Direction: Below are some records. How many of their lines contain the string "downloads"? Give the number only.

Rows from a figure dataset:
— START —

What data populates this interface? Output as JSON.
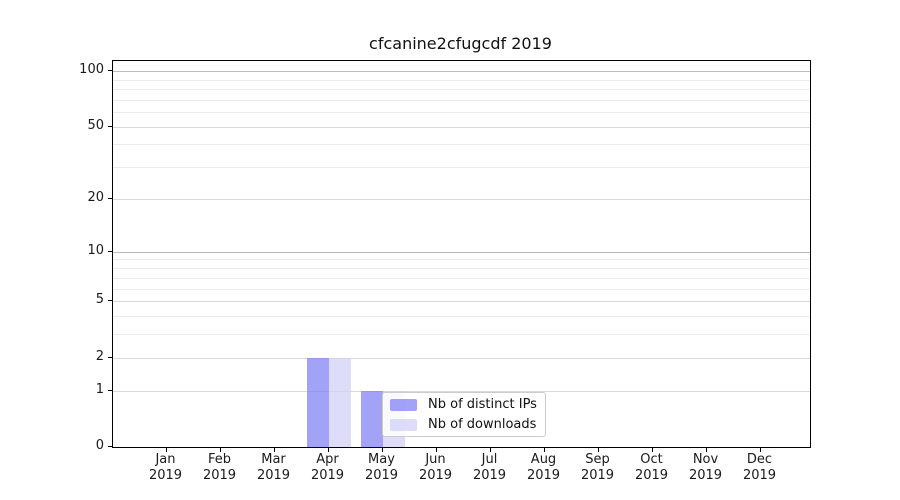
{
  "figure": {
    "title": "cfcanine2cfugcdf 2019"
  },
  "chart_data": {
    "type": "bar",
    "title": "cfcanine2cfugcdf 2019",
    "x": {
      "categories": [
        "Jan",
        "Feb",
        "Mar",
        "Apr",
        "May",
        "Jun",
        "Jul",
        "Aug",
        "Sep",
        "Oct",
        "Nov",
        "Dec"
      ],
      "year": "2019"
    },
    "series": [
      {
        "name": "Nb of distinct IPs",
        "color": "#7b7bf2",
        "fill_alpha": 0.7,
        "values": [
          0,
          0,
          0,
          2,
          1,
          0,
          0,
          0,
          0,
          0,
          0,
          0
        ]
      },
      {
        "name": "Nb of downloads",
        "color": "#cecef8",
        "fill_alpha": 0.7,
        "values": [
          0,
          0,
          0,
          2,
          1,
          0,
          0,
          0,
          0,
          0,
          0,
          0
        ]
      }
    ],
    "yaxis": {
      "scale": "log1p",
      "ticks": [
        0,
        1,
        2,
        5,
        10,
        20,
        50,
        100
      ],
      "minor_gridlines": [
        3,
        4,
        6,
        7,
        8,
        9,
        30,
        40,
        60,
        70,
        80,
        90
      ],
      "ylim": [
        0,
        113
      ],
      "decade_ticks": [
        10,
        100
      ]
    },
    "legend": {
      "entries": [
        "Nb of distinct IPs",
        "Nb of downloads"
      ],
      "position": "lower-center"
    },
    "grid": true,
    "colors": {
      "major_gridline": "#bcbcbc",
      "labeled_gridline": "#d9d9d9",
      "minor_gridline": "#ececec",
      "spine": "#000000"
    }
  }
}
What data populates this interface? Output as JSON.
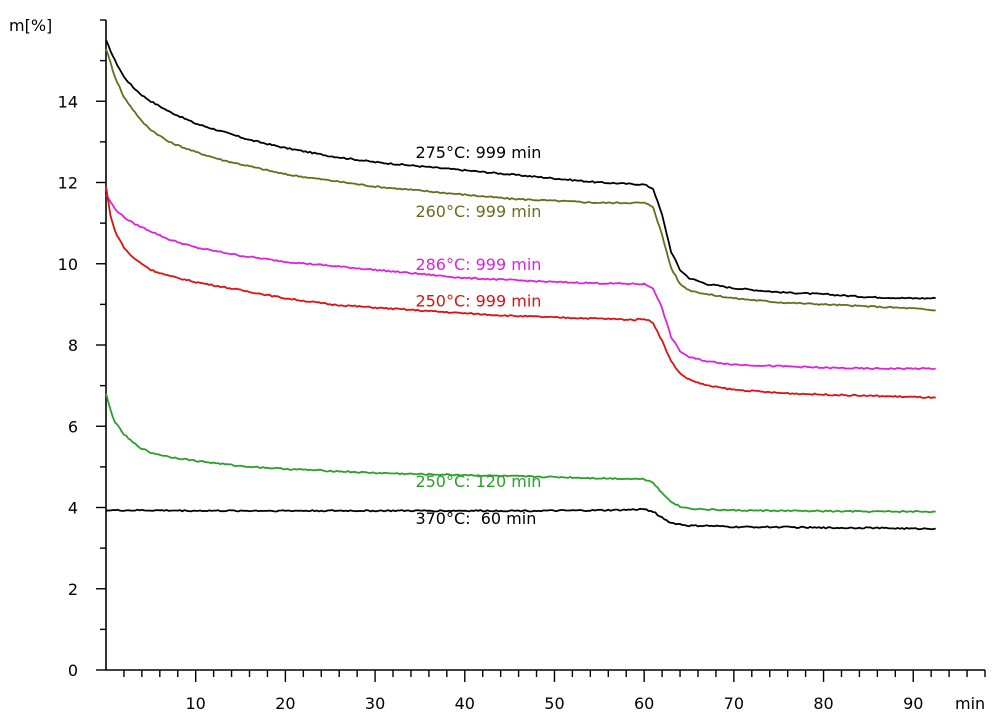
{
  "chart_data": {
    "type": "line",
    "title": "",
    "ylabel": "m[%]",
    "xlabel": "min",
    "xlim": [
      0,
      98
    ],
    "ylim": [
      0,
      16
    ],
    "x_ticks": [
      10,
      20,
      30,
      40,
      50,
      60,
      70,
      80,
      90
    ],
    "y_ticks": [
      0,
      2,
      4,
      6,
      8,
      10,
      12,
      14
    ],
    "x_minor_step": 2,
    "y_minor_step": 1,
    "grid": false,
    "series": [
      {
        "name": "275°C: 999 min",
        "color": "#000000",
        "label_at": [
          34.5,
          12.6
        ],
        "points": [
          [
            0,
            15.5
          ],
          [
            1,
            15.0
          ],
          [
            2,
            14.6
          ],
          [
            3,
            14.35
          ],
          [
            4,
            14.15
          ],
          [
            5,
            14.0
          ],
          [
            7,
            13.75
          ],
          [
            10,
            13.45
          ],
          [
            13,
            13.25
          ],
          [
            16,
            13.05
          ],
          [
            20,
            12.85
          ],
          [
            25,
            12.65
          ],
          [
            30,
            12.5
          ],
          [
            35,
            12.4
          ],
          [
            40,
            12.3
          ],
          [
            45,
            12.2
          ],
          [
            50,
            12.1
          ],
          [
            55,
            12.0
          ],
          [
            58,
            11.97
          ],
          [
            60,
            11.95
          ],
          [
            61,
            11.85
          ],
          [
            62,
            11.2
          ],
          [
            63,
            10.3
          ],
          [
            64,
            9.85
          ],
          [
            65,
            9.65
          ],
          [
            67,
            9.5
          ],
          [
            70,
            9.4
          ],
          [
            75,
            9.3
          ],
          [
            80,
            9.25
          ],
          [
            85,
            9.18
          ],
          [
            90,
            9.15
          ],
          [
            92.5,
            9.15
          ]
        ]
      },
      {
        "name": "260°C: 999 min",
        "color": "#6b6b1e",
        "label_at": [
          34.5,
          11.15
        ],
        "points": [
          [
            0,
            15.3
          ],
          [
            1,
            14.6
          ],
          [
            2,
            14.1
          ],
          [
            3,
            13.8
          ],
          [
            4,
            13.5
          ],
          [
            5,
            13.3
          ],
          [
            7,
            13.0
          ],
          [
            10,
            12.75
          ],
          [
            13,
            12.55
          ],
          [
            16,
            12.4
          ],
          [
            20,
            12.2
          ],
          [
            25,
            12.05
          ],
          [
            30,
            11.9
          ],
          [
            35,
            11.8
          ],
          [
            40,
            11.7
          ],
          [
            45,
            11.6
          ],
          [
            50,
            11.55
          ],
          [
            55,
            11.5
          ],
          [
            60,
            11.5
          ],
          [
            61,
            11.4
          ],
          [
            62,
            10.7
          ],
          [
            63,
            9.9
          ],
          [
            64,
            9.5
          ],
          [
            65,
            9.35
          ],
          [
            67,
            9.25
          ],
          [
            70,
            9.15
          ],
          [
            75,
            9.05
          ],
          [
            80,
            9.0
          ],
          [
            85,
            8.95
          ],
          [
            90,
            8.9
          ],
          [
            92.5,
            8.85
          ]
        ]
      },
      {
        "name": "286°C: 999 min",
        "color": "#dd22dd",
        "label_at": [
          34.5,
          9.85
        ],
        "points": [
          [
            0,
            11.7
          ],
          [
            1,
            11.35
          ],
          [
            2,
            11.15
          ],
          [
            3,
            11.0
          ],
          [
            5,
            10.8
          ],
          [
            7,
            10.6
          ],
          [
            10,
            10.4
          ],
          [
            15,
            10.2
          ],
          [
            20,
            10.05
          ],
          [
            25,
            9.95
          ],
          [
            30,
            9.85
          ],
          [
            35,
            9.75
          ],
          [
            40,
            9.65
          ],
          [
            45,
            9.6
          ],
          [
            50,
            9.55
          ],
          [
            55,
            9.52
          ],
          [
            60,
            9.5
          ],
          [
            61,
            9.4
          ],
          [
            62,
            8.9
          ],
          [
            63,
            8.2
          ],
          [
            64,
            7.85
          ],
          [
            65,
            7.7
          ],
          [
            67,
            7.6
          ],
          [
            70,
            7.52
          ],
          [
            75,
            7.48
          ],
          [
            80,
            7.44
          ],
          [
            85,
            7.42
          ],
          [
            90,
            7.42
          ],
          [
            92.5,
            7.42
          ]
        ]
      },
      {
        "name": "250°C: 999 min",
        "color": "#dd1111",
        "label_at": [
          34.5,
          8.95
        ],
        "points": [
          [
            0,
            11.9
          ],
          [
            0.5,
            11.2
          ],
          [
            1,
            10.8
          ],
          [
            2,
            10.4
          ],
          [
            3,
            10.15
          ],
          [
            4,
            10.0
          ],
          [
            5,
            9.85
          ],
          [
            7,
            9.7
          ],
          [
            10,
            9.55
          ],
          [
            15,
            9.35
          ],
          [
            20,
            9.15
          ],
          [
            25,
            9.0
          ],
          [
            30,
            8.92
          ],
          [
            35,
            8.85
          ],
          [
            40,
            8.78
          ],
          [
            45,
            8.72
          ],
          [
            50,
            8.68
          ],
          [
            55,
            8.65
          ],
          [
            59,
            8.62
          ],
          [
            60,
            8.65
          ],
          [
            61,
            8.55
          ],
          [
            62,
            8.1
          ],
          [
            63,
            7.6
          ],
          [
            64,
            7.3
          ],
          [
            65,
            7.15
          ],
          [
            67,
            7.0
          ],
          [
            70,
            6.9
          ],
          [
            75,
            6.82
          ],
          [
            80,
            6.78
          ],
          [
            85,
            6.75
          ],
          [
            90,
            6.72
          ],
          [
            92.5,
            6.7
          ]
        ]
      },
      {
        "name": "250°C: 120 min",
        "color": "#2a9f2a",
        "label_at": [
          34.5,
          4.5
        ],
        "points": [
          [
            0,
            6.8
          ],
          [
            0.5,
            6.4
          ],
          [
            1,
            6.1
          ],
          [
            2,
            5.8
          ],
          [
            3,
            5.6
          ],
          [
            4,
            5.45
          ],
          [
            5,
            5.35
          ],
          [
            7,
            5.25
          ],
          [
            10,
            5.15
          ],
          [
            15,
            5.02
          ],
          [
            20,
            4.95
          ],
          [
            25,
            4.9
          ],
          [
            30,
            4.85
          ],
          [
            35,
            4.82
          ],
          [
            40,
            4.8
          ],
          [
            45,
            4.77
          ],
          [
            50,
            4.75
          ],
          [
            55,
            4.72
          ],
          [
            60,
            4.7
          ],
          [
            61,
            4.62
          ],
          [
            62,
            4.35
          ],
          [
            63,
            4.15
          ],
          [
            64,
            4.02
          ],
          [
            65,
            3.98
          ],
          [
            67,
            3.95
          ],
          [
            70,
            3.93
          ],
          [
            75,
            3.92
          ],
          [
            80,
            3.91
          ],
          [
            85,
            3.9
          ],
          [
            90,
            3.9
          ],
          [
            92.5,
            3.9
          ]
        ]
      },
      {
        "name": "370°C:  60 min",
        "color": "#000000",
        "label_at": [
          34.5,
          3.6
        ],
        "points": [
          [
            0,
            3.93
          ],
          [
            5,
            3.93
          ],
          [
            10,
            3.92
          ],
          [
            20,
            3.92
          ],
          [
            30,
            3.92
          ],
          [
            40,
            3.92
          ],
          [
            50,
            3.92
          ],
          [
            55,
            3.93
          ],
          [
            58,
            3.94
          ],
          [
            60,
            3.96
          ],
          [
            61,
            3.9
          ],
          [
            62,
            3.75
          ],
          [
            63,
            3.62
          ],
          [
            65,
            3.55
          ],
          [
            67,
            3.55
          ],
          [
            70,
            3.52
          ],
          [
            75,
            3.52
          ],
          [
            80,
            3.5
          ],
          [
            85,
            3.5
          ],
          [
            90,
            3.48
          ],
          [
            92.5,
            3.48
          ]
        ]
      }
    ]
  }
}
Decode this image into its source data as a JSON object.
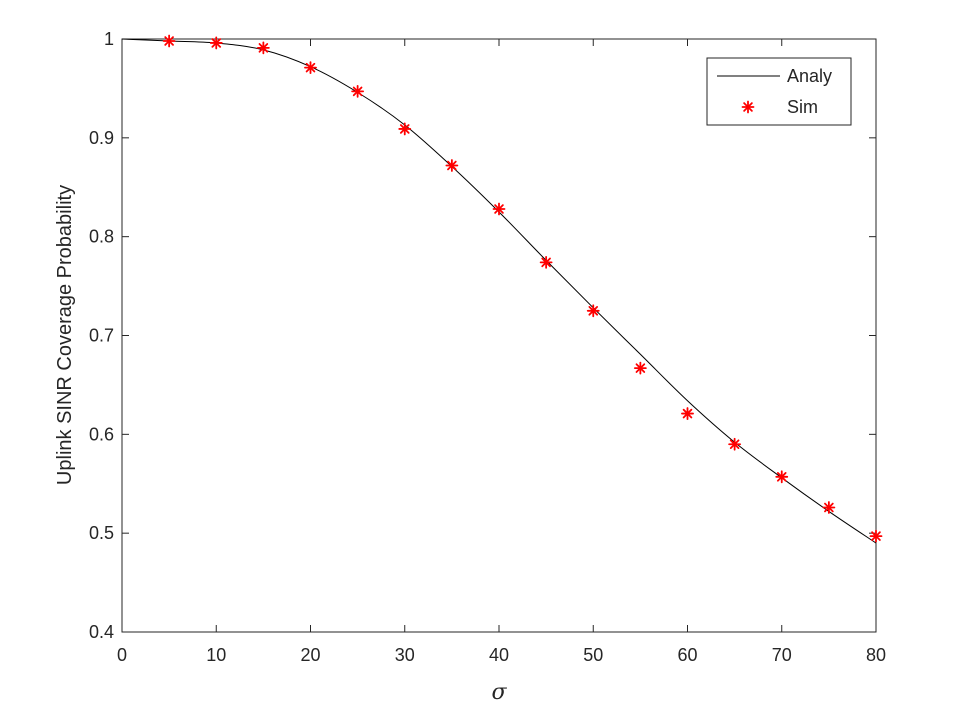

— END —

Answer to the exercise: 2